Of the lines in the records that follow, how many include the word "structure"? Answer with a bare number.

▶ [Provided records]:
********************

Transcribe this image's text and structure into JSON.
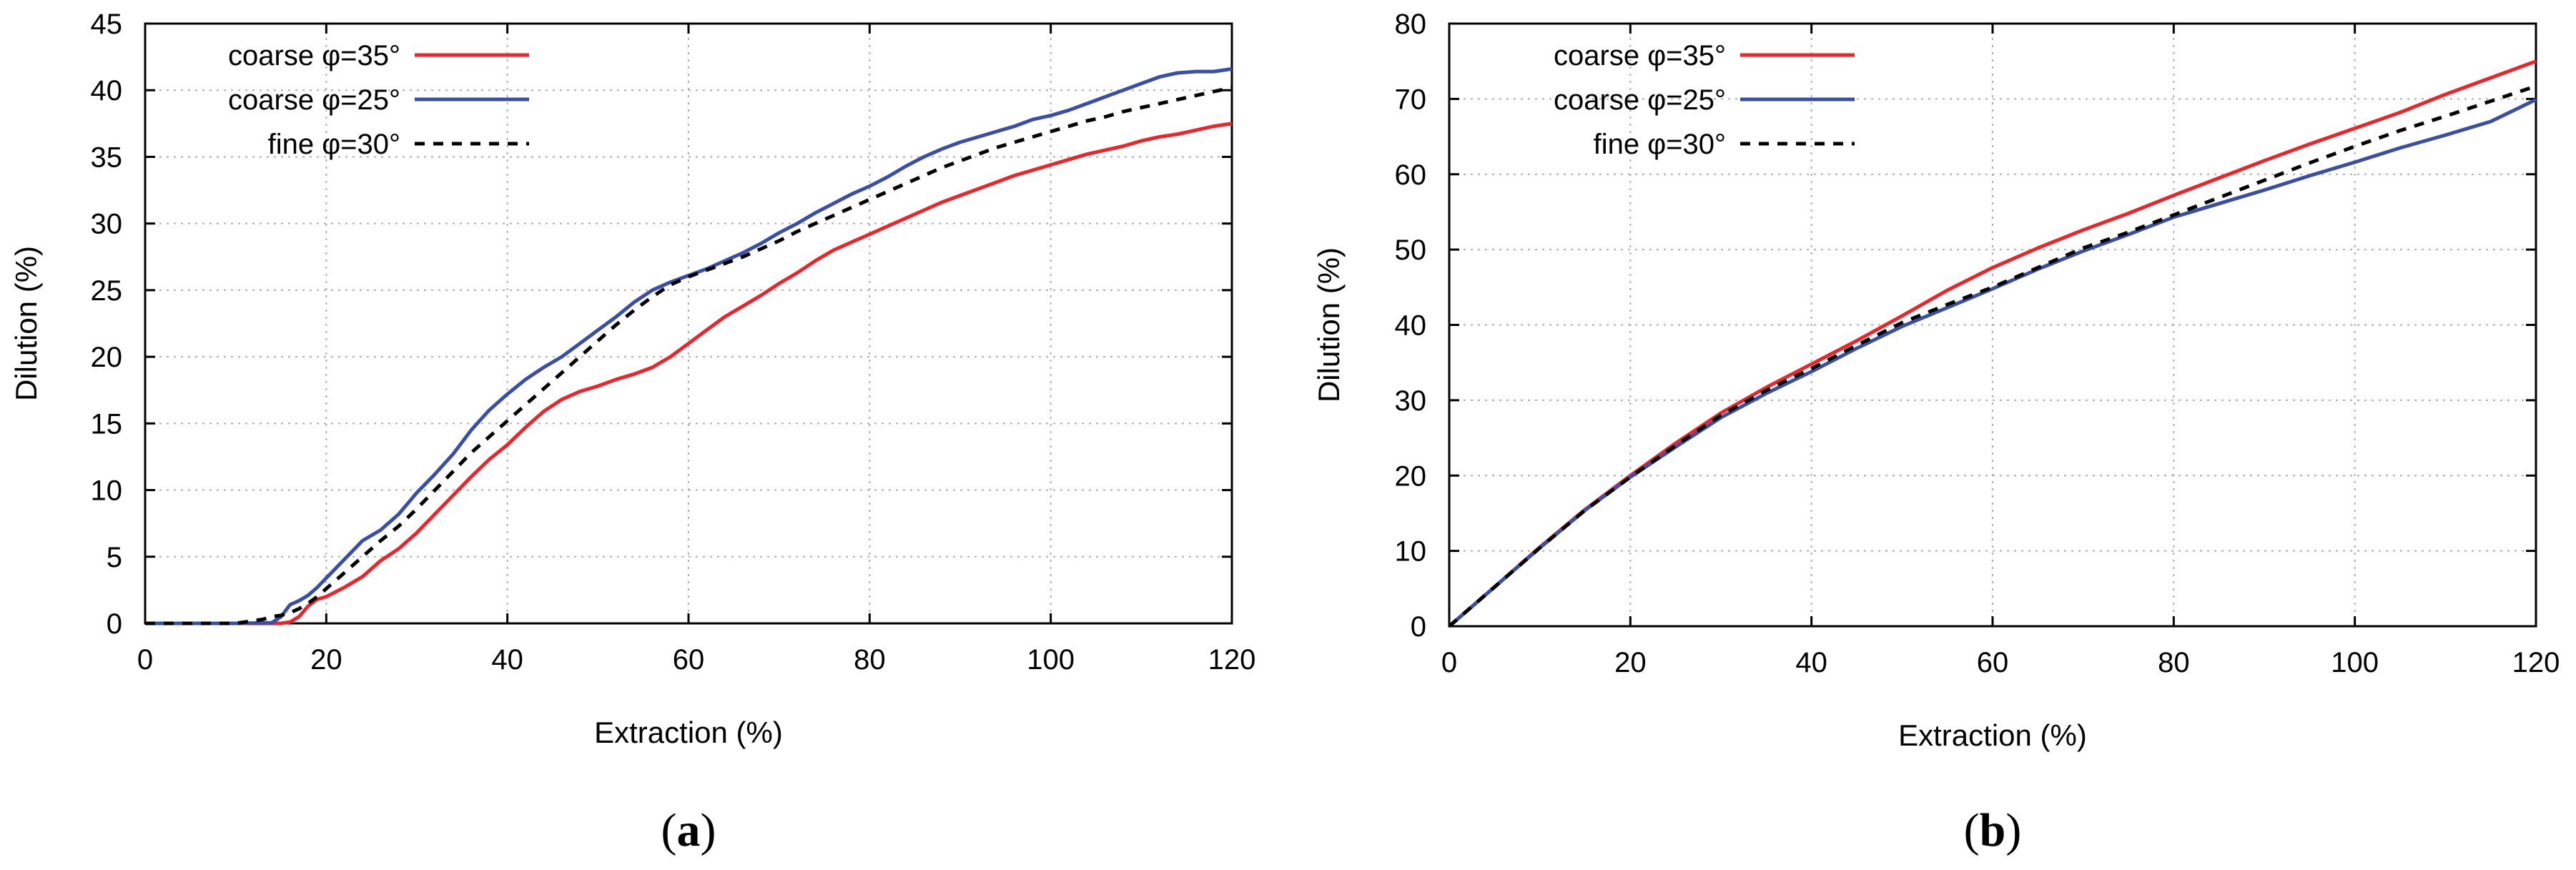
{
  "chart_data": [
    {
      "type": "line",
      "panel_label": {
        "open": "(",
        "letter": "a",
        "close": ")"
      },
      "xlabel": "Extraction (%)",
      "ylabel": "Dilution (%)",
      "xlim": [
        0,
        120
      ],
      "ylim": [
        0,
        45
      ],
      "xticks": [
        0,
        20,
        40,
        60,
        80,
        100,
        120
      ],
      "yticks": [
        0,
        5,
        10,
        15,
        20,
        25,
        30,
        35,
        40,
        45
      ],
      "grid": true,
      "legend_position": "top-left",
      "series": [
        {
          "name": "coarse φ=35°",
          "color": "#e8262b",
          "dash": "solid",
          "x": [
            0,
            10,
            15,
            16,
            17,
            18,
            19,
            20,
            22,
            24,
            26,
            28,
            30,
            32,
            34,
            36,
            38,
            40,
            42,
            44,
            46,
            48,
            50,
            52,
            54,
            56,
            58,
            60,
            62,
            64,
            66,
            68,
            70,
            72,
            74,
            76,
            78,
            80,
            82,
            84,
            86,
            88,
            90,
            92,
            94,
            96,
            98,
            100,
            102,
            104,
            106,
            108,
            110,
            112,
            114,
            116,
            118,
            120
          ],
          "y": [
            0,
            0,
            0,
            0.1,
            0.5,
            1.3,
            1.8,
            2.0,
            2.7,
            3.5,
            4.7,
            5.6,
            6.8,
            8.2,
            9.6,
            11.0,
            12.3,
            13.4,
            14.7,
            15.9,
            16.8,
            17.4,
            17.8,
            18.3,
            18.7,
            19.2,
            20.0,
            21.0,
            22.0,
            23.0,
            23.8,
            24.6,
            25.5,
            26.3,
            27.2,
            28.0,
            28.6,
            29.2,
            29.8,
            30.4,
            31.0,
            31.6,
            32.1,
            32.6,
            33.1,
            33.6,
            34.0,
            34.4,
            34.8,
            35.2,
            35.5,
            35.8,
            36.2,
            36.5,
            36.7,
            37.0,
            37.3,
            37.5
          ]
        },
        {
          "name": "coarse φ=25°",
          "color": "#3a4fa3",
          "dash": "solid",
          "x": [
            0,
            10,
            14,
            15,
            16,
            17,
            18,
            19,
            20,
            22,
            24,
            26,
            28,
            30,
            32,
            34,
            36,
            38,
            40,
            42,
            44,
            46,
            48,
            50,
            52,
            54,
            56,
            58,
            60,
            62,
            64,
            66,
            68,
            70,
            72,
            74,
            76,
            78,
            80,
            82,
            84,
            86,
            88,
            90,
            92,
            94,
            96,
            98,
            100,
            102,
            104,
            106,
            108,
            110,
            112,
            114,
            116,
            118,
            120
          ],
          "y": [
            0,
            0,
            0.05,
            0.5,
            1.4,
            1.7,
            2.1,
            2.7,
            3.4,
            4.8,
            6.2,
            7.0,
            8.2,
            9.8,
            11.2,
            12.7,
            14.5,
            16.0,
            17.2,
            18.3,
            19.2,
            20.0,
            21.0,
            22.0,
            23.0,
            24.1,
            25.0,
            25.6,
            26.1,
            26.6,
            27.2,
            27.8,
            28.5,
            29.3,
            30.0,
            30.8,
            31.5,
            32.2,
            32.8,
            33.5,
            34.3,
            35.0,
            35.6,
            36.1,
            36.5,
            36.9,
            37.3,
            37.8,
            38.1,
            38.5,
            39.0,
            39.5,
            40.0,
            40.5,
            41.0,
            41.3,
            41.4,
            41.4,
            41.6
          ]
        },
        {
          "name": "fine φ=30°",
          "color": "#000000",
          "dash": "dashed",
          "x": [
            0,
            10,
            13,
            14,
            15,
            16,
            17,
            18,
            19,
            20,
            22,
            24,
            26,
            28,
            30,
            32,
            34,
            36,
            38,
            40,
            42,
            44,
            46,
            48,
            50,
            52,
            54,
            56,
            58,
            60,
            62,
            64,
            66,
            68,
            70,
            72,
            74,
            76,
            78,
            80,
            82,
            84,
            86,
            88,
            90,
            92,
            94,
            96,
            98,
            100,
            102,
            104,
            106,
            108,
            110,
            112,
            114,
            116,
            118,
            120
          ],
          "y": [
            0,
            0,
            0.3,
            0.5,
            0.6,
            0.8,
            1.1,
            1.5,
            2.0,
            2.6,
            3.8,
            5.0,
            6.2,
            7.3,
            8.6,
            10.0,
            11.4,
            12.8,
            14.0,
            15.2,
            16.4,
            17.6,
            18.8,
            20.0,
            21.2,
            22.4,
            23.5,
            24.5,
            25.4,
            26.0,
            26.5,
            27.0,
            27.5,
            28.1,
            28.7,
            29.4,
            30.0,
            30.6,
            31.2,
            31.8,
            32.4,
            33.0,
            33.6,
            34.2,
            34.7,
            35.2,
            35.7,
            36.1,
            36.5,
            36.9,
            37.3,
            37.7,
            38.0,
            38.4,
            38.7,
            39.0,
            39.3,
            39.6,
            39.9,
            40.2
          ]
        }
      ]
    },
    {
      "type": "line",
      "panel_label": {
        "open": "(",
        "letter": "b",
        "close": ")"
      },
      "xlabel": "Extraction (%)",
      "ylabel": "Dilution (%)",
      "xlim": [
        0,
        120
      ],
      "ylim": [
        0,
        80
      ],
      "xticks": [
        0,
        20,
        40,
        60,
        80,
        100,
        120
      ],
      "yticks": [
        0,
        10,
        20,
        30,
        40,
        50,
        60,
        70,
        80
      ],
      "grid": true,
      "legend_position": "top-left",
      "series": [
        {
          "name": "coarse φ=35°",
          "color": "#e8262b",
          "dash": "solid",
          "x": [
            0,
            5,
            10,
            15,
            20,
            25,
            30,
            35,
            40,
            45,
            50,
            55,
            60,
            65,
            70,
            75,
            80,
            85,
            90,
            95,
            100,
            105,
            110,
            115,
            120
          ],
          "y": [
            0,
            5.2,
            10.5,
            15.5,
            20.0,
            24.3,
            28.3,
            31.7,
            34.8,
            37.9,
            41.2,
            44.6,
            47.6,
            50.2,
            52.6,
            54.8,
            57.2,
            59.5,
            61.8,
            64.0,
            66.1,
            68.2,
            70.6,
            72.8,
            75.0
          ]
        },
        {
          "name": "coarse φ=25°",
          "color": "#3a4fa3",
          "dash": "solid",
          "x": [
            0,
            5,
            10,
            15,
            20,
            25,
            30,
            35,
            40,
            45,
            50,
            55,
            60,
            65,
            70,
            75,
            80,
            85,
            90,
            95,
            100,
            105,
            110,
            115,
            120
          ],
          "y": [
            0,
            5.2,
            10.4,
            15.4,
            19.8,
            23.8,
            27.7,
            30.9,
            33.8,
            36.9,
            39.8,
            42.3,
            44.8,
            47.4,
            49.8,
            52.0,
            54.3,
            56.1,
            57.9,
            59.8,
            61.6,
            63.5,
            65.2,
            67.0,
            69.9
          ]
        },
        {
          "name": "fine φ=30°",
          "color": "#000000",
          "dash": "dashed",
          "x": [
            0,
            5,
            10,
            15,
            20,
            25,
            30,
            35,
            40,
            45,
            50,
            55,
            60,
            65,
            70,
            75,
            80,
            85,
            90,
            95,
            100,
            105,
            110,
            115,
            120
          ],
          "y": [
            0,
            5.2,
            10.4,
            15.4,
            19.8,
            24.0,
            28.0,
            31.3,
            34.2,
            37.3,
            40.3,
            42.7,
            45.0,
            47.6,
            50.2,
            52.3,
            54.6,
            56.9,
            59.2,
            61.5,
            63.7,
            65.8,
            67.7,
            69.7,
            71.7
          ]
        }
      ]
    }
  ]
}
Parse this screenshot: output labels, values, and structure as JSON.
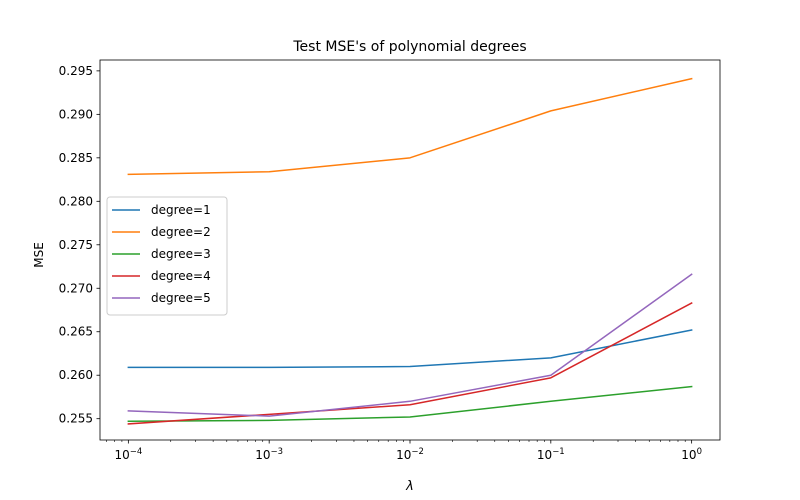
{
  "chart_data": {
    "type": "line",
    "title": "Test MSE's of polynomial degrees",
    "xlabel": "λ",
    "ylabel": "MSE",
    "x_scale": "log",
    "x": [
      0.0001,
      0.001,
      0.01,
      0.1,
      1
    ],
    "x_tick_labels": [
      {
        "base": "10",
        "exp": "−4"
      },
      {
        "base": "10",
        "exp": "−3"
      },
      {
        "base": "10",
        "exp": "−2"
      },
      {
        "base": "10",
        "exp": "−1"
      },
      {
        "base": "10",
        "exp": "0"
      }
    ],
    "xlim": [
      6.29e-05,
      1.59
    ],
    "ylim": [
      0.25255,
      0.29625
    ],
    "y_ticks": [
      0.255,
      0.26,
      0.265,
      0.27,
      0.275,
      0.28,
      0.285,
      0.29,
      0.295
    ],
    "y_tick_labels": [
      "0.255",
      "0.260",
      "0.265",
      "0.270",
      "0.275",
      "0.280",
      "0.285",
      "0.290",
      "0.295"
    ],
    "grid": false,
    "legend_position": "center-left",
    "series": [
      {
        "name": "degree=1",
        "color": "#1f77b4",
        "values": [
          0.2609,
          0.2609,
          0.261,
          0.262,
          0.2652
        ]
      },
      {
        "name": "degree=2",
        "color": "#ff7f0e",
        "values": [
          0.2831,
          0.2834,
          0.285,
          0.2904,
          0.2941
        ]
      },
      {
        "name": "degree=3",
        "color": "#2ca02c",
        "values": [
          0.2547,
          0.2548,
          0.2552,
          0.257,
          0.2587
        ]
      },
      {
        "name": "degree=4",
        "color": "#d62728",
        "values": [
          0.2544,
          0.2555,
          0.2566,
          0.2597,
          0.2683
        ]
      },
      {
        "name": "degree=5",
        "color": "#9467bd",
        "values": [
          0.2559,
          0.2553,
          0.257,
          0.26,
          0.2716
        ]
      }
    ]
  }
}
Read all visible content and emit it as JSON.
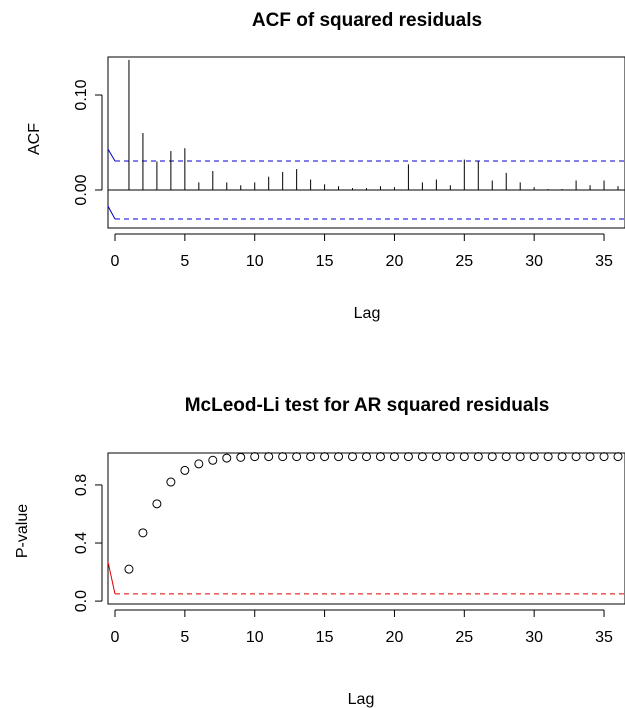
{
  "chart_data": [
    {
      "type": "bar",
      "title": "ACF of squared residuals",
      "xlabel": "Lag",
      "ylabel": "ACF",
      "xlim": [
        -0.5,
        36.5
      ],
      "ylim": [
        -0.04,
        0.14
      ],
      "xticks": [
        0,
        5,
        10,
        15,
        20,
        25,
        30,
        35
      ],
      "yticks": [
        0.0,
        0.1
      ],
      "ytick_labels": [
        "0.00",
        "0.10"
      ],
      "lags": [
        1,
        2,
        3,
        4,
        5,
        6,
        7,
        8,
        9,
        10,
        11,
        12,
        13,
        14,
        15,
        16,
        17,
        18,
        19,
        20,
        21,
        22,
        23,
        24,
        25,
        26,
        27,
        28,
        29,
        30,
        31,
        32,
        33,
        34,
        35,
        36
      ],
      "values": [
        0.137,
        0.06,
        0.03,
        0.041,
        0.044,
        0.008,
        0.02,
        0.008,
        0.005,
        0.008,
        0.014,
        0.019,
        0.022,
        0.011,
        0.006,
        0.004,
        0.002,
        0.002,
        0.004,
        0.003,
        0.027,
        0.008,
        0.011,
        0.005,
        0.032,
        0.03,
        0.01,
        0.018,
        0.008,
        0.003,
        0.001,
        0.001,
        0.01,
        0.005,
        0.01,
        0.004
      ],
      "confidence_band": 0.0305,
      "confidence_color": "#0000cc",
      "grid": false,
      "legend": "none"
    },
    {
      "type": "scatter",
      "title": "McLeod-Li test for AR squared residuals",
      "xlabel": "Lag",
      "ylabel": "P-value",
      "xlim": [
        -0.5,
        36.5
      ],
      "ylim": [
        -0.02,
        1.02
      ],
      "xticks": [
        0,
        5,
        10,
        15,
        20,
        25,
        30,
        35
      ],
      "yticks": [
        0.0,
        0.4,
        0.8
      ],
      "ytick_labels": [
        "0.0",
        "0.4",
        "0.8"
      ],
      "x": [
        1,
        2,
        3,
        4,
        5,
        6,
        7,
        8,
        9,
        10,
        11,
        12,
        13,
        14,
        15,
        16,
        17,
        18,
        19,
        20,
        21,
        22,
        23,
        24,
        25,
        26,
        27,
        28,
        29,
        30,
        31,
        32,
        33,
        34,
        35,
        36
      ],
      "y": [
        0.22,
        0.47,
        0.67,
        0.82,
        0.9,
        0.945,
        0.97,
        0.985,
        0.99,
        0.995,
        0.995,
        0.995,
        0.995,
        0.995,
        0.995,
        0.995,
        0.995,
        0.995,
        0.995,
        0.995,
        0.995,
        0.995,
        0.995,
        0.995,
        0.995,
        0.995,
        0.995,
        0.995,
        0.995,
        0.995,
        0.995,
        0.995,
        0.995,
        0.995,
        0.995,
        0.995
      ],
      "reference_line": 0.05,
      "reference_color": "#dd0000",
      "grid": false,
      "legend": "none"
    }
  ]
}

********************

▶ [The output]: 2